## LISTED RECORDS
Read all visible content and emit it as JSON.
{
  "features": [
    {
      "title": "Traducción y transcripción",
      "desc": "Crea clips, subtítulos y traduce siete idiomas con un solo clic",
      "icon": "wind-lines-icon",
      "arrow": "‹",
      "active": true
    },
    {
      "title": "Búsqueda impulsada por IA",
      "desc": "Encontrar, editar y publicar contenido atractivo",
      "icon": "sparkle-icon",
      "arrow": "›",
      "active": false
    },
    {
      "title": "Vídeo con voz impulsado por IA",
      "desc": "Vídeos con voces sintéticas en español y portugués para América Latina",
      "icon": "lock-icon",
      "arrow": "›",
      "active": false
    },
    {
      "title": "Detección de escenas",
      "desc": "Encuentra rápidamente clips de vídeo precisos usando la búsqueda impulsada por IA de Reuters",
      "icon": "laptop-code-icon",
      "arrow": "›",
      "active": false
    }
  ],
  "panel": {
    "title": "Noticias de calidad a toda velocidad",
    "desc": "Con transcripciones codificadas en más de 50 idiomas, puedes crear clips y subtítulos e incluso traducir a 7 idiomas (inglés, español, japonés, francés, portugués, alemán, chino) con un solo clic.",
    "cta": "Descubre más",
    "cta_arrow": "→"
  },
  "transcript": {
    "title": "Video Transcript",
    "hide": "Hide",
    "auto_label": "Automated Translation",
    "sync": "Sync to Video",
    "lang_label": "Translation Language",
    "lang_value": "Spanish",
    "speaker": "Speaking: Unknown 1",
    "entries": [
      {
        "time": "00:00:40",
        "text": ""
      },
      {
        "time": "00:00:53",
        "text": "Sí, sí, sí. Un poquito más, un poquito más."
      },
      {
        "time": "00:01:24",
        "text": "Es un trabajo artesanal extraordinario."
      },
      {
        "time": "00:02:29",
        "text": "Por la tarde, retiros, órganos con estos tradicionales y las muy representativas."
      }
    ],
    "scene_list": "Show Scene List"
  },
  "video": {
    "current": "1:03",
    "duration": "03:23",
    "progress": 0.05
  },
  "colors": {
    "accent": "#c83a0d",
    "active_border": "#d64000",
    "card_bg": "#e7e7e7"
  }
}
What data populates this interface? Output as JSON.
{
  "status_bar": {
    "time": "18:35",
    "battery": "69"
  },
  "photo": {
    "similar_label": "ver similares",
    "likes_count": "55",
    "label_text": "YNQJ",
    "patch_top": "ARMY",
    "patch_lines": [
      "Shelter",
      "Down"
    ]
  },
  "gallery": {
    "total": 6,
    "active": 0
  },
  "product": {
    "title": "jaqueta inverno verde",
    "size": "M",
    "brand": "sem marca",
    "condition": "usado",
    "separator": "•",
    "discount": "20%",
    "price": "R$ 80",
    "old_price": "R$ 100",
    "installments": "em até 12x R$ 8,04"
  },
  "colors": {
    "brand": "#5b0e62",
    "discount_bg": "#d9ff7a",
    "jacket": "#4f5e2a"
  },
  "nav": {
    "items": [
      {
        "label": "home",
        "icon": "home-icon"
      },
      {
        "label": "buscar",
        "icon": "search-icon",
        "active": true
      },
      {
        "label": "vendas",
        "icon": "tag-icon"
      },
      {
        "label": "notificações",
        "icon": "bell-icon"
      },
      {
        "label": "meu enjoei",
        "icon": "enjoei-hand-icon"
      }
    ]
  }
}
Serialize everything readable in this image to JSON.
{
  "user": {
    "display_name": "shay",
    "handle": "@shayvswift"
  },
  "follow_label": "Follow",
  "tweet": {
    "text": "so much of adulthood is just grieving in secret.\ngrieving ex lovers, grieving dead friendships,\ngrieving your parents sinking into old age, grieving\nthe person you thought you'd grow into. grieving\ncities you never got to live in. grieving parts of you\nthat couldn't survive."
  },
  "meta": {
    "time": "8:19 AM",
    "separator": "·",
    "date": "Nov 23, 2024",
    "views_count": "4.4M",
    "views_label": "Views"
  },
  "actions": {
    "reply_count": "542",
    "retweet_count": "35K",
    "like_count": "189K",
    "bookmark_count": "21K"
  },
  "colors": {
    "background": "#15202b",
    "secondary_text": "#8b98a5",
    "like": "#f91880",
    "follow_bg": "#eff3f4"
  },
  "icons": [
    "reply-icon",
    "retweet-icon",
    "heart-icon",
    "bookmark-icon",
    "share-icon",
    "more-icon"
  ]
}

## WHAT YOU WILL DO
Retype every record above exactly as written.

## FINAL RESULT
Read all visible content and emit it as JSON.
{
  "features": [
    {
      "title": "Traducción y transcripción",
      "desc": "Crea clips, subtítulos y traduce siete idiomas con un solo clic",
      "icon": "wind-lines-icon",
      "arrow": "‹",
      "active": true
    },
    {
      "title": "Búsqueda impulsada por IA",
      "desc": "Encontrar, editar y publicar contenido atractivo",
      "icon": "sparkle-icon",
      "arrow": "›",
      "active": false
    },
    {
      "title": "Vídeo con voz impulsado por IA",
      "desc": "Vídeos con voces sintéticas en español y portugués para América Latina",
      "icon": "lock-icon",
      "arrow": "›",
      "active": false
    },
    {
      "title": "Detección de escenas",
      "desc": "Encuentra rápidamente clips de vídeo precisos usando la búsqueda impulsada por IA de Reuters",
      "icon": "laptop-code-icon",
      "arrow": "›",
      "active": false
    }
  ],
  "panel": {
    "title": "Noticias de calidad a toda velocidad",
    "desc": "Con transcripciones codificadas en más de 50 idiomas, puedes crear clips y subtítulos e incluso traducir a 7 idiomas (inglés, español, japonés, francés, portugués, alemán, chino) con un solo clic.",
    "cta": "Descubre más",
    "cta_arrow": "→"
  },
  "transcript": {
    "title": "Video Transcript",
    "hide": "Hide",
    "auto_label": "Automated Translation",
    "sync": "Sync to Video",
    "lang_label": "Translation Language",
    "lang_value": "Spanish",
    "speaker": "Speaking: Unknown 1",
    "entries": [
      {
        "time": "00:00:40",
        "text": ""
      },
      {
        "time": "00:00:53",
        "text": "Sí, sí, sí. Un poquito más, un poquito más."
      },
      {
        "time": "00:01:24",
        "text": "Es un trabajo artesanal extraordinario."
      },
      {
        "time": "00:02:29",
        "text": "Por la tarde, retiros, órganos con estos tradicionales y las muy representativas."
      }
    ],
    "scene_list": "Show Scene List"
  },
  "video": {
    "current": "1:03",
    "duration": "03:23",
    "progress": 0.05
  },
  "colors": {
    "accent": "#c83a0d",
    "active_border": "#d64000",
    "card_bg": "#e7e7e7"
  }
}
What data populates this interface? Output as JSON.
{
  "status_bar": {
    "time": "18:35",
    "battery": "69"
  },
  "photo": {
    "similar_label": "ver similares",
    "likes_count": "55",
    "label_text": "YNQJ",
    "patch_top": "ARMY",
    "patch_lines": [
      "Shelter",
      "Down"
    ]
  },
  "gallery": {
    "total": 6,
    "active": 0
  },
  "product": {
    "title": "jaqueta inverno verde",
    "size": "M",
    "brand": "sem marca",
    "condition": "usado",
    "separator": "•",
    "discount": "20%",
    "price": "R$ 80",
    "old_price": "R$ 100",
    "installments": "em até 12x R$ 8,04"
  },
  "colors": {
    "brand": "#5b0e62",
    "discount_bg": "#d9ff7a",
    "jacket": "#4f5e2a"
  },
  "nav": {
    "items": [
      {
        "label": "home",
        "icon": "home-icon"
      },
      {
        "label": "buscar",
        "icon": "search-icon",
        "active": true
      },
      {
        "label": "vendas",
        "icon": "tag-icon"
      },
      {
        "label": "notificações",
        "icon": "bell-icon"
      },
      {
        "label": "meu enjoei",
        "icon": "enjoei-hand-icon"
      }
    ]
  }
}
Serialize everything readable in this image to JSON.
{
  "user": {
    "display_name": "shay",
    "handle": "@shayvswift"
  },
  "follow_label": "Follow",
  "tweet": {
    "text": "so much of adulthood is just grieving in secret.\ngrieving ex lovers, grieving dead friendships,\ngrieving your parents sinking into old age, grieving\nthe person you thought you'd grow into. grieving\ncities you never got to live in. grieving parts of you\nthat couldn't survive."
  },
  "meta": {
    "time": "8:19 AM",
    "separator": "·",
    "date": "Nov 23, 2024",
    "views_count": "4.4M",
    "views_label": "Views"
  },
  "actions": {
    "reply_count": "542",
    "retweet_count": "35K",
    "like_count": "189K",
    "bookmark_count": "21K"
  },
  "colors": {
    "background": "#15202b",
    "secondary_text": "#8b98a5",
    "like": "#f91880",
    "follow_bg": "#eff3f4"
  },
  "icons": [
    "reply-icon",
    "retweet-icon",
    "heart-icon",
    "bookmark-icon",
    "share-icon",
    "more-icon"
  ]
}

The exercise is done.